** BEGIN MATERIALS PROVIDED **

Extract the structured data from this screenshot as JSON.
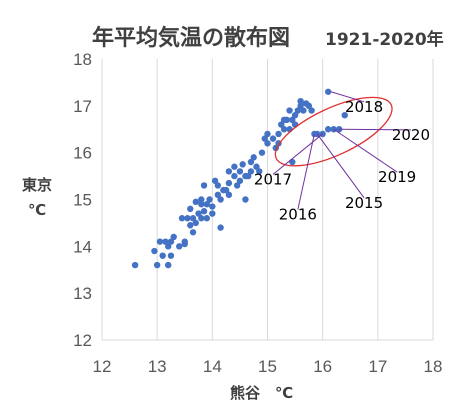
{
  "chart_data": {
    "type": "scatter",
    "title": "年平均気温の散布図",
    "subtitle": "1921-2020年",
    "xlabel": "熊谷　℃",
    "ylabel_line1": "東京",
    "ylabel_line2": "℃",
    "xlim": [
      12,
      18
    ],
    "ylim": [
      12,
      18
    ],
    "xticks": [
      "12",
      "13",
      "14",
      "15",
      "16",
      "17",
      "18"
    ],
    "yticks": [
      "12",
      "13",
      "14",
      "15",
      "16",
      "17",
      "18"
    ],
    "grid": "vertical",
    "point_color": "#4472C4",
    "points": [
      [
        12.6,
        13.6
      ],
      [
        12.95,
        13.9
      ],
      [
        13.0,
        13.6
      ],
      [
        13.05,
        14.1
      ],
      [
        13.1,
        13.8
      ],
      [
        13.2,
        14.0
      ],
      [
        13.2,
        13.6
      ],
      [
        13.25,
        14.1
      ],
      [
        13.25,
        13.8
      ],
      [
        13.3,
        14.2
      ],
      [
        13.15,
        14.1
      ],
      [
        13.4,
        14.0
      ],
      [
        13.5,
        14.05
      ],
      [
        13.45,
        14.6
      ],
      [
        13.5,
        14.1
      ],
      [
        13.55,
        14.6
      ],
      [
        13.6,
        14.45
      ],
      [
        13.6,
        14.8
      ],
      [
        13.65,
        14.3
      ],
      [
        13.65,
        14.6
      ],
      [
        13.7,
        14.95
      ],
      [
        13.7,
        14.5
      ],
      [
        13.75,
        14.7
      ],
      [
        13.8,
        14.9
      ],
      [
        13.8,
        14.6
      ],
      [
        13.85,
        14.75
      ],
      [
        13.85,
        15.3
      ],
      [
        13.9,
        14.9
      ],
      [
        13.9,
        14.6
      ],
      [
        13.95,
        15.0
      ],
      [
        14.0,
        14.85
      ],
      [
        14.05,
        15.4
      ],
      [
        14.1,
        15.1
      ],
      [
        14.1,
        15.3
      ],
      [
        14.15,
        14.4
      ],
      [
        14.15,
        15.0
      ],
      [
        14.2,
        15.2
      ],
      [
        14.25,
        15.2
      ],
      [
        14.3,
        15.6
      ],
      [
        14.3,
        15.35
      ],
      [
        14.3,
        15.1
      ],
      [
        14.4,
        15.5
      ],
      [
        14.4,
        15.7
      ],
      [
        14.45,
        15.3
      ],
      [
        14.5,
        15.6
      ],
      [
        14.5,
        15.4
      ],
      [
        14.55,
        15.75
      ],
      [
        14.6,
        15.5
      ],
      [
        14.65,
        15.5
      ],
      [
        14.7,
        15.8
      ],
      [
        14.75,
        15.9
      ],
      [
        14.8,
        15.7
      ],
      [
        14.85,
        15.6
      ],
      [
        14.9,
        16.0
      ],
      [
        14.95,
        16.3
      ],
      [
        15.0,
        16.2
      ],
      [
        15.0,
        16.4
      ],
      [
        15.1,
        16.3
      ],
      [
        15.15,
        16.1
      ],
      [
        15.2,
        16.4
      ],
      [
        15.25,
        16.6
      ],
      [
        15.3,
        16.5
      ],
      [
        15.35,
        16.7
      ],
      [
        15.4,
        16.5
      ],
      [
        15.4,
        16.9
      ],
      [
        15.45,
        16.7
      ],
      [
        15.5,
        16.8
      ],
      [
        15.5,
        16.6
      ],
      [
        15.55,
        16.9
      ],
      [
        15.6,
        17.0
      ],
      [
        15.6,
        17.1
      ],
      [
        15.65,
        16.9
      ],
      [
        15.7,
        17.05
      ],
      [
        15.75,
        17.0
      ],
      [
        15.8,
        16.9
      ],
      [
        15.85,
        16.4
      ],
      [
        15.9,
        16.4
      ],
      [
        16.0,
        16.4
      ],
      [
        16.1,
        16.5
      ],
      [
        16.2,
        16.5
      ],
      [
        16.3,
        16.5
      ],
      [
        16.4,
        16.8
      ],
      [
        16.1,
        17.3
      ],
      [
        15.45,
        15.8
      ],
      [
        15.2,
        16.2
      ],
      [
        14.6,
        15.0
      ],
      [
        13.8,
        15.0
      ],
      [
        14.0,
        14.7
      ],
      [
        14.7,
        15.6
      ],
      [
        15.3,
        16.7
      ]
    ],
    "annotations": [
      {
        "label": "2018",
        "x": 16.15,
        "y": 17.3,
        "tx": 16.75,
        "ty": 17.0
      },
      {
        "label": "2020",
        "x": 16.3,
        "y": 16.5,
        "tx": 17.6,
        "ty": 16.4
      },
      {
        "label": "2019",
        "x": 16.2,
        "y": 16.5,
        "tx": 17.35,
        "ty": 15.5
      },
      {
        "label": "2017",
        "x": 16.0,
        "y": 16.4,
        "tx": 15.1,
        "ty": 15.45
      },
      {
        "label": "2015",
        "x": 15.9,
        "y": 16.4,
        "tx": 16.75,
        "ty": 14.95
      },
      {
        "label": "2016",
        "x": 15.85,
        "y": 16.4,
        "tx": 15.55,
        "ty": 14.7
      }
    ],
    "highlight_ellipse": {
      "color": "#E03030",
      "cx": 16.2,
      "cy": 16.45,
      "rx": 1.15,
      "ry": 0.5,
      "rotate": -25
    }
  }
}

** END MATERIALS PROVIDED **

> GOAL
Pictures don't belong in the copy. Restate all the entries exactly.

> THE SOLUTION
Extract the structured data from this screenshot as JSON.
{
  "chart_data": {
    "type": "scatter",
    "title": "年平均気温の散布図",
    "subtitle": "1921-2020年",
    "xlabel": "熊谷　℃",
    "ylabel_line1": "東京",
    "ylabel_line2": "℃",
    "xlim": [
      12,
      18
    ],
    "ylim": [
      12,
      18
    ],
    "xticks": [
      "12",
      "13",
      "14",
      "15",
      "16",
      "17",
      "18"
    ],
    "yticks": [
      "12",
      "13",
      "14",
      "15",
      "16",
      "17",
      "18"
    ],
    "grid": "vertical",
    "point_color": "#4472C4",
    "points": [
      [
        12.6,
        13.6
      ],
      [
        12.95,
        13.9
      ],
      [
        13.0,
        13.6
      ],
      [
        13.05,
        14.1
      ],
      [
        13.1,
        13.8
      ],
      [
        13.2,
        14.0
      ],
      [
        13.2,
        13.6
      ],
      [
        13.25,
        14.1
      ],
      [
        13.25,
        13.8
      ],
      [
        13.3,
        14.2
      ],
      [
        13.15,
        14.1
      ],
      [
        13.4,
        14.0
      ],
      [
        13.5,
        14.05
      ],
      [
        13.45,
        14.6
      ],
      [
        13.5,
        14.1
      ],
      [
        13.55,
        14.6
      ],
      [
        13.6,
        14.45
      ],
      [
        13.6,
        14.8
      ],
      [
        13.65,
        14.3
      ],
      [
        13.65,
        14.6
      ],
      [
        13.7,
        14.95
      ],
      [
        13.7,
        14.5
      ],
      [
        13.75,
        14.7
      ],
      [
        13.8,
        14.9
      ],
      [
        13.8,
        14.6
      ],
      [
        13.85,
        14.75
      ],
      [
        13.85,
        15.3
      ],
      [
        13.9,
        14.9
      ],
      [
        13.9,
        14.6
      ],
      [
        13.95,
        15.0
      ],
      [
        14.0,
        14.85
      ],
      [
        14.05,
        15.4
      ],
      [
        14.1,
        15.1
      ],
      [
        14.1,
        15.3
      ],
      [
        14.15,
        14.4
      ],
      [
        14.15,
        15.0
      ],
      [
        14.2,
        15.2
      ],
      [
        14.25,
        15.2
      ],
      [
        14.3,
        15.6
      ],
      [
        14.3,
        15.35
      ],
      [
        14.3,
        15.1
      ],
      [
        14.4,
        15.5
      ],
      [
        14.4,
        15.7
      ],
      [
        14.45,
        15.3
      ],
      [
        14.5,
        15.6
      ],
      [
        14.5,
        15.4
      ],
      [
        14.55,
        15.75
      ],
      [
        14.6,
        15.5
      ],
      [
        14.65,
        15.5
      ],
      [
        14.7,
        15.8
      ],
      [
        14.75,
        15.9
      ],
      [
        14.8,
        15.7
      ],
      [
        14.85,
        15.6
      ],
      [
        14.9,
        16.0
      ],
      [
        14.95,
        16.3
      ],
      [
        15.0,
        16.2
      ],
      [
        15.0,
        16.4
      ],
      [
        15.1,
        16.3
      ],
      [
        15.15,
        16.1
      ],
      [
        15.2,
        16.4
      ],
      [
        15.25,
        16.6
      ],
      [
        15.3,
        16.5
      ],
      [
        15.35,
        16.7
      ],
      [
        15.4,
        16.5
      ],
      [
        15.4,
        16.9
      ],
      [
        15.45,
        16.7
      ],
      [
        15.5,
        16.8
      ],
      [
        15.5,
        16.6
      ],
      [
        15.55,
        16.9
      ],
      [
        15.6,
        17.0
      ],
      [
        15.6,
        17.1
      ],
      [
        15.65,
        16.9
      ],
      [
        15.7,
        17.05
      ],
      [
        15.75,
        17.0
      ],
      [
        15.8,
        16.9
      ],
      [
        15.85,
        16.4
      ],
      [
        15.9,
        16.4
      ],
      [
        16.0,
        16.4
      ],
      [
        16.1,
        16.5
      ],
      [
        16.2,
        16.5
      ],
      [
        16.3,
        16.5
      ],
      [
        16.4,
        16.8
      ],
      [
        16.1,
        17.3
      ],
      [
        15.45,
        15.8
      ],
      [
        15.2,
        16.2
      ],
      [
        14.6,
        15.0
      ],
      [
        13.8,
        15.0
      ],
      [
        14.0,
        14.7
      ],
      [
        14.7,
        15.6
      ],
      [
        15.3,
        16.7
      ]
    ],
    "annotations": [
      {
        "label": "2018",
        "x": 16.15,
        "y": 17.3,
        "tx": 16.75,
        "ty": 17.0
      },
      {
        "label": "2020",
        "x": 16.3,
        "y": 16.5,
        "tx": 17.6,
        "ty": 16.4
      },
      {
        "label": "2019",
        "x": 16.2,
        "y": 16.5,
        "tx": 17.35,
        "ty": 15.5
      },
      {
        "label": "2017",
        "x": 16.0,
        "y": 16.4,
        "tx": 15.1,
        "ty": 15.45
      },
      {
        "label": "2015",
        "x": 15.9,
        "y": 16.4,
        "tx": 16.75,
        "ty": 14.95
      },
      {
        "label": "2016",
        "x": 15.85,
        "y": 16.4,
        "tx": 15.55,
        "ty": 14.7
      }
    ],
    "highlight_ellipse": {
      "color": "#E03030",
      "cx": 16.2,
      "cy": 16.45,
      "rx": 1.15,
      "ry": 0.5,
      "rotate": -25
    }
  }
}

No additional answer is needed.